### Exercise aim:
Find the lines of data that contain the string "this", then list them.

··· Supplied material ···

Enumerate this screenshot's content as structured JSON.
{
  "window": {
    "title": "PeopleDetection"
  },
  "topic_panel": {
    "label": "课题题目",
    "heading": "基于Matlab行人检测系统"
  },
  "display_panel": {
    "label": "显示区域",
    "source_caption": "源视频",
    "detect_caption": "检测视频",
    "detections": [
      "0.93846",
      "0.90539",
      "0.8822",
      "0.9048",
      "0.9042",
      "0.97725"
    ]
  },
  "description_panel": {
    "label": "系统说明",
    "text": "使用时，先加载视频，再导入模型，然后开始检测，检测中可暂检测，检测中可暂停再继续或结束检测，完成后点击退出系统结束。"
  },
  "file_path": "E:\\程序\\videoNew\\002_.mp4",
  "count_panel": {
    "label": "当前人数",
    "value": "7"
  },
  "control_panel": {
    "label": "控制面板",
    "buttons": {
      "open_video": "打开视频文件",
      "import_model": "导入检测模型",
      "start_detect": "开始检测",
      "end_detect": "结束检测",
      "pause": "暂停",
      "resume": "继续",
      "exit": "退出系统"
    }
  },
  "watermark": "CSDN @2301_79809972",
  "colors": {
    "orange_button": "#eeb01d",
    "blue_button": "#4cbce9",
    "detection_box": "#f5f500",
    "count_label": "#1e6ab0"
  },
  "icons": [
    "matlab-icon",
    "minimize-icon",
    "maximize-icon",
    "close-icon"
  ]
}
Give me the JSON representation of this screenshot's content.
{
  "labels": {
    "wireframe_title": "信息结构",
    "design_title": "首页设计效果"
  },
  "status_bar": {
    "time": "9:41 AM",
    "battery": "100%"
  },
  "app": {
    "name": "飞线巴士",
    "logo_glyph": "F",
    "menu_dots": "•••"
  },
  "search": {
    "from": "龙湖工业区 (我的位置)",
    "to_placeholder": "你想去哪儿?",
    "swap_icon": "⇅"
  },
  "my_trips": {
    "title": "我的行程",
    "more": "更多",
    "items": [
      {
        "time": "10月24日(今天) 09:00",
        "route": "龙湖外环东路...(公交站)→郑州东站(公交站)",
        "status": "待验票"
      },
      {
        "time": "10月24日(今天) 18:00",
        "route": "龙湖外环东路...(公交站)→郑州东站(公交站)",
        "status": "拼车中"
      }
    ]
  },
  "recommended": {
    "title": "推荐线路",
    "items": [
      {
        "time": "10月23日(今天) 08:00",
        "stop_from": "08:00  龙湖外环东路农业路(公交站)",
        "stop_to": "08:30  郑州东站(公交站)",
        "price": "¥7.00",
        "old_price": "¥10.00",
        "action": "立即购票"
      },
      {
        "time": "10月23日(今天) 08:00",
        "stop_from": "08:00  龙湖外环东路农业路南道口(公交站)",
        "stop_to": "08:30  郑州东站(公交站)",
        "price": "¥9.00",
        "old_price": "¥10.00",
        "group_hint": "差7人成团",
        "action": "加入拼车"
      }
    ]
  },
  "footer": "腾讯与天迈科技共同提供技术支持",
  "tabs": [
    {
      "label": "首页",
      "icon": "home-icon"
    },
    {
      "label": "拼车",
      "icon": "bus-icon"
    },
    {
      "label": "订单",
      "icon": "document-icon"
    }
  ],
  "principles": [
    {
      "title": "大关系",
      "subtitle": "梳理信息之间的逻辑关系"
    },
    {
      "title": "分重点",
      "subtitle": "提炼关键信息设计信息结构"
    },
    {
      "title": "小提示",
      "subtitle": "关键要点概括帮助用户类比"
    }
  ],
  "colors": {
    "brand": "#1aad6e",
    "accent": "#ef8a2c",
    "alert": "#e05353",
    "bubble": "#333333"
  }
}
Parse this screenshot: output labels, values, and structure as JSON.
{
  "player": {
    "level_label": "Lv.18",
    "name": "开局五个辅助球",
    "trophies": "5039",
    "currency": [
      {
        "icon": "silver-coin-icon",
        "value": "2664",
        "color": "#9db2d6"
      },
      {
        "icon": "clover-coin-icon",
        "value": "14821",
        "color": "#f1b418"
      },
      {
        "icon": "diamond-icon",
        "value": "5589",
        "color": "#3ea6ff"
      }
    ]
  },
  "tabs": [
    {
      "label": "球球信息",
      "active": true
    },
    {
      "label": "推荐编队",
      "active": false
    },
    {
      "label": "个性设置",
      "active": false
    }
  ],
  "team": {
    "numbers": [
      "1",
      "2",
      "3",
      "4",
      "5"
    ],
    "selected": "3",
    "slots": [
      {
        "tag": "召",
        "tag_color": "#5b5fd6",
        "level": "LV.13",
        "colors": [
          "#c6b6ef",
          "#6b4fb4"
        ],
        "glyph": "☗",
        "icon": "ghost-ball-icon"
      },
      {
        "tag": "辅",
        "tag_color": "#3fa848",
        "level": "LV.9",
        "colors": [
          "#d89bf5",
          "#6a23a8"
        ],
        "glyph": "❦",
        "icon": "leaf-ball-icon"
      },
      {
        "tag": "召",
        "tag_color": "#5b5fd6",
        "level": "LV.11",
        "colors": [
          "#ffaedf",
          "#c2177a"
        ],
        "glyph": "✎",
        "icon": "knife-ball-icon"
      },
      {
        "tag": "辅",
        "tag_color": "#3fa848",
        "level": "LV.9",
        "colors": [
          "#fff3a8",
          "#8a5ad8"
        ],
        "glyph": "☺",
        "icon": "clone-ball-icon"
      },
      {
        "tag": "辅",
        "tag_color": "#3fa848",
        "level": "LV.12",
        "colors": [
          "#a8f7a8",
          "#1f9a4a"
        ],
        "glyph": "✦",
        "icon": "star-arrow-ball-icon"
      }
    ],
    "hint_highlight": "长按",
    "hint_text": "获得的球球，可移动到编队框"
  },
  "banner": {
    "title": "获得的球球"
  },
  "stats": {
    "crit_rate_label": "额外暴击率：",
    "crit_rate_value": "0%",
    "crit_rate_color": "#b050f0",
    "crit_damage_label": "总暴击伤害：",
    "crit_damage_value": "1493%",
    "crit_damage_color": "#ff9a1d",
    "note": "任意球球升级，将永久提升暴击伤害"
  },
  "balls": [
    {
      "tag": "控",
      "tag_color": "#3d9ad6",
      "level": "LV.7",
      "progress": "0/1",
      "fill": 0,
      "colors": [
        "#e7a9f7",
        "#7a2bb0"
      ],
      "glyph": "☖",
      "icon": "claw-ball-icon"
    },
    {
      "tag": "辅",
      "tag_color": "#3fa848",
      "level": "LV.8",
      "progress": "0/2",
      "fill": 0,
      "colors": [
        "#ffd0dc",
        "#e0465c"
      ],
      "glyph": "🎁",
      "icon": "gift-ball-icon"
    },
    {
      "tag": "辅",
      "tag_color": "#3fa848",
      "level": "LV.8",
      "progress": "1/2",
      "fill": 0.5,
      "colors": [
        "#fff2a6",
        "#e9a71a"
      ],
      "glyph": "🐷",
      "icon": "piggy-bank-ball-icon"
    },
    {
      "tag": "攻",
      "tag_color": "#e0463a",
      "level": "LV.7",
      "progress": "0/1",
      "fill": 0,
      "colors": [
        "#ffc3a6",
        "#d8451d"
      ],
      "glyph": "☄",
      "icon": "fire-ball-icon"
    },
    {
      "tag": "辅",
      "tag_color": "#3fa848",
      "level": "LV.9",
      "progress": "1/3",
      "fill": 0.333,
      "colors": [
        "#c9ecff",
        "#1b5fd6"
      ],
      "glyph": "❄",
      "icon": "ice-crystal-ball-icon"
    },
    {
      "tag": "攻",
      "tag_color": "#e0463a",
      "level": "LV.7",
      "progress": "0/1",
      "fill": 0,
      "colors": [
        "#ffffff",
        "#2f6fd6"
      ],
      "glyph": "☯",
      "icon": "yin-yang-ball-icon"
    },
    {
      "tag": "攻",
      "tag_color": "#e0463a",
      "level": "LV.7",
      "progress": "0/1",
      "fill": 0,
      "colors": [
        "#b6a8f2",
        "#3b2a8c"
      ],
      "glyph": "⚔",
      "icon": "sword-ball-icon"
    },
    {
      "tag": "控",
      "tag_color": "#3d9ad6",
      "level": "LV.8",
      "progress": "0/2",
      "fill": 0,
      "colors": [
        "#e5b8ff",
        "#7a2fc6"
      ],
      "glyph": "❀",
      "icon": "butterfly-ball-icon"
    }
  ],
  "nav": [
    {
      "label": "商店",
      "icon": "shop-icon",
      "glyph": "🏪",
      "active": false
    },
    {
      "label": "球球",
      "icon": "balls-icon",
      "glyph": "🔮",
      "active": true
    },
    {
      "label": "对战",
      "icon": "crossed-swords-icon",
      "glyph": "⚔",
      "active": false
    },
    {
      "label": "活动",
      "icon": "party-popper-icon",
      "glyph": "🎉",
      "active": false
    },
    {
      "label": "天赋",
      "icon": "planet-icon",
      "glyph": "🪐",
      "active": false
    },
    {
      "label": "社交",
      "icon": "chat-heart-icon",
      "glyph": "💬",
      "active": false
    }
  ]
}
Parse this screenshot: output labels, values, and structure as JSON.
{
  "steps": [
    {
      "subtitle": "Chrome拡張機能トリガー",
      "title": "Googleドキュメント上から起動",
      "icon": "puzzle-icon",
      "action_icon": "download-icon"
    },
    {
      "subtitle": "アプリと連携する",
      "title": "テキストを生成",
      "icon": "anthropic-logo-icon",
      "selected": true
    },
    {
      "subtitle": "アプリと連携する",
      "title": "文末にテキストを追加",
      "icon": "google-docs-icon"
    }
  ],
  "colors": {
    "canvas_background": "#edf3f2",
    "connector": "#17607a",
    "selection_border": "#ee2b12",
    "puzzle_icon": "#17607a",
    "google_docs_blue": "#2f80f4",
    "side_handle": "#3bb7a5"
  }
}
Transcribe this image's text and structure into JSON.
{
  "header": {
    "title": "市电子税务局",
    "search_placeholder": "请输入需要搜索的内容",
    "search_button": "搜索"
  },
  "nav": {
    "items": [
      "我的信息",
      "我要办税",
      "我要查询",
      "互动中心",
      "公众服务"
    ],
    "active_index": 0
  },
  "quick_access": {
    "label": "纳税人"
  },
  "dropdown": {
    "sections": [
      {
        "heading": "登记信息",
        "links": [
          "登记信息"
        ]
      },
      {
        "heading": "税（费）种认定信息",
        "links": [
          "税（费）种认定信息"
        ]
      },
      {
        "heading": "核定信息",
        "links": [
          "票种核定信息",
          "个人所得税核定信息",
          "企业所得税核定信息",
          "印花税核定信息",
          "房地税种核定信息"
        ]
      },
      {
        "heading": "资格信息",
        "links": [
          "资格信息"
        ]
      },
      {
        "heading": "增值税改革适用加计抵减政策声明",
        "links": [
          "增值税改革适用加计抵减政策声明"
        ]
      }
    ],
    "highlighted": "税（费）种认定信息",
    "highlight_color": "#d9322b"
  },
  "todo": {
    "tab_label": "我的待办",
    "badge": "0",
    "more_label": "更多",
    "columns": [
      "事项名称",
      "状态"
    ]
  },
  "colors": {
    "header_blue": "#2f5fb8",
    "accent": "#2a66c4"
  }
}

···

### Correct answer:
Enumerate this screenshot's content as structured JSON.
Give me the JSON representation of this screenshot's content.
Parse this screenshot: output labels, values, and structure as JSON.
Parse this screenshot: output labels, values, and structure as JSON.
Transcribe this image's text and structure into JSON.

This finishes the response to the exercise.